Task goal:
Could you write out the records below exactly as they appear?
^^^^^^^^^^^^^^^^
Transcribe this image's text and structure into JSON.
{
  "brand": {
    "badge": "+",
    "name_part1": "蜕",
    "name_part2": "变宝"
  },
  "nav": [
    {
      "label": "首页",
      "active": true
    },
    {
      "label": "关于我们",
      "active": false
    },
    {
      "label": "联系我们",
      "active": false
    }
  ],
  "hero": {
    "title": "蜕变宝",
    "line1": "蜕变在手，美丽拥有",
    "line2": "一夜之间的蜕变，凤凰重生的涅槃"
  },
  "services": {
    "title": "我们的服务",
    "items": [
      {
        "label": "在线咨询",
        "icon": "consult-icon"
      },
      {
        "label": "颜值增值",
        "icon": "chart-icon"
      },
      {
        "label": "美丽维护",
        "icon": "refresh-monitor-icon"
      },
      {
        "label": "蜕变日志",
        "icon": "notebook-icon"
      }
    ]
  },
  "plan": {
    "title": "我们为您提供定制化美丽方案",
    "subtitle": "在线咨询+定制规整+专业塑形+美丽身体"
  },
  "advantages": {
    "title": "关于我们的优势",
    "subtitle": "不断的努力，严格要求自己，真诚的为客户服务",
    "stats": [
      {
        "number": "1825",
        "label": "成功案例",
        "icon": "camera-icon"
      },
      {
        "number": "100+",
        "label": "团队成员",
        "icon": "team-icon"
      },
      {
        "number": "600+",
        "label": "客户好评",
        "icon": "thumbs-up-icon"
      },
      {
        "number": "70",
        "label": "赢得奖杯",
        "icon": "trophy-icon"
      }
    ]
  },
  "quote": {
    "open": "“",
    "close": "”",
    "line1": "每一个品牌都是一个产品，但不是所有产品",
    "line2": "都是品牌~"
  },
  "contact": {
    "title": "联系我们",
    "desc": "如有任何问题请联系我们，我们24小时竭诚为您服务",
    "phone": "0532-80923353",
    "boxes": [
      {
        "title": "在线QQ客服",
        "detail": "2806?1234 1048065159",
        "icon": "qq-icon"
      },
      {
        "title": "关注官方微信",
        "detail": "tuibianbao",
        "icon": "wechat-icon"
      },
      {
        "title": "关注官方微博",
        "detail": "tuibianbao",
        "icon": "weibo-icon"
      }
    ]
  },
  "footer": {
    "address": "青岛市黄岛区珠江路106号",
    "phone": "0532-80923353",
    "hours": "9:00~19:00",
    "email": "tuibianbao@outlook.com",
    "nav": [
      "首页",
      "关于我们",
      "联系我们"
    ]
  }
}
^^^^^^^^^^^^^^^^
Exercise solution:
Transcribe this image's text and structure into JSON.
{
  "brand": {
    "badge": "+",
    "name_part1": "蜕",
    "name_part2": "变宝"
  },
  "nav": [
    {
      "label": "首页",
      "active": true
    },
    {
      "label": "关于我们",
      "active": false
    },
    {
      "label": "联系我们",
      "active": false
    }
  ],
  "hero": {
    "title": "蜕变宝",
    "line1": "蜕变在手，美丽拥有",
    "line2": "一夜之间的蜕变，凤凰重生的涅槃"
  },
  "services": {
    "title": "我们的服务",
    "items": [
      {
        "label": "在线咨询",
        "icon": "consult-icon"
      },
      {
        "label": "颜值增值",
        "icon": "chart-icon"
      },
      {
        "label": "美丽维护",
        "icon": "refresh-monitor-icon"
      },
      {
        "label": "蜕变日志",
        "icon": "notebook-icon"
      }
    ]
  },
  "plan": {
    "title": "我们为您提供定制化美丽方案",
    "subtitle": "在线咨询+定制规整+专业塑形+美丽身体"
  },
  "advantages": {
    "title": "关于我们的优势",
    "subtitle": "不断的努力，严格要求自己，真诚的为客户服务",
    "stats": [
      {
        "number": "1825",
        "label": "成功案例",
        "icon": "camera-icon"
      },
      {
        "number": "100+",
        "label": "团队成员",
        "icon": "team-icon"
      },
      {
        "number": "600+",
        "label": "客户好评",
        "icon": "thumbs-up-icon"
      },
      {
        "number": "70",
        "label": "赢得奖杯",
        "icon": "trophy-icon"
      }
    ]
  },
  "quote": {
    "open": "“",
    "close": "”",
    "line1": "每一个品牌都是一个产品，但不是所有产品",
    "line2": "都是品牌~"
  },
  "contact": {
    "title": "联系我们",
    "desc": "如有任何问题请联系我们，我们24小时竭诚为您服务",
    "phone": "0532-80923353",
    "boxes": [
      {
        "title": "在线QQ客服",
        "detail": "2806?1234 1048065159",
        "icon": "qq-icon"
      },
      {
        "title": "关注官方微信",
        "detail": "tuibianbao",
        "icon": "wechat-icon"
      },
      {
        "title": "关注官方微博",
        "detail": "tuibianbao",
        "icon": "weibo-icon"
      }
    ]
  },
  "footer": {
    "address": "青岛市黄岛区珠江路106号",
    "phone": "0532-80923353",
    "hours": "9:00~19:00",
    "email": "tuibianbao@outlook.com",
    "nav": [
      "首页",
      "关于我们",
      "联系我们"
    ]
  }
}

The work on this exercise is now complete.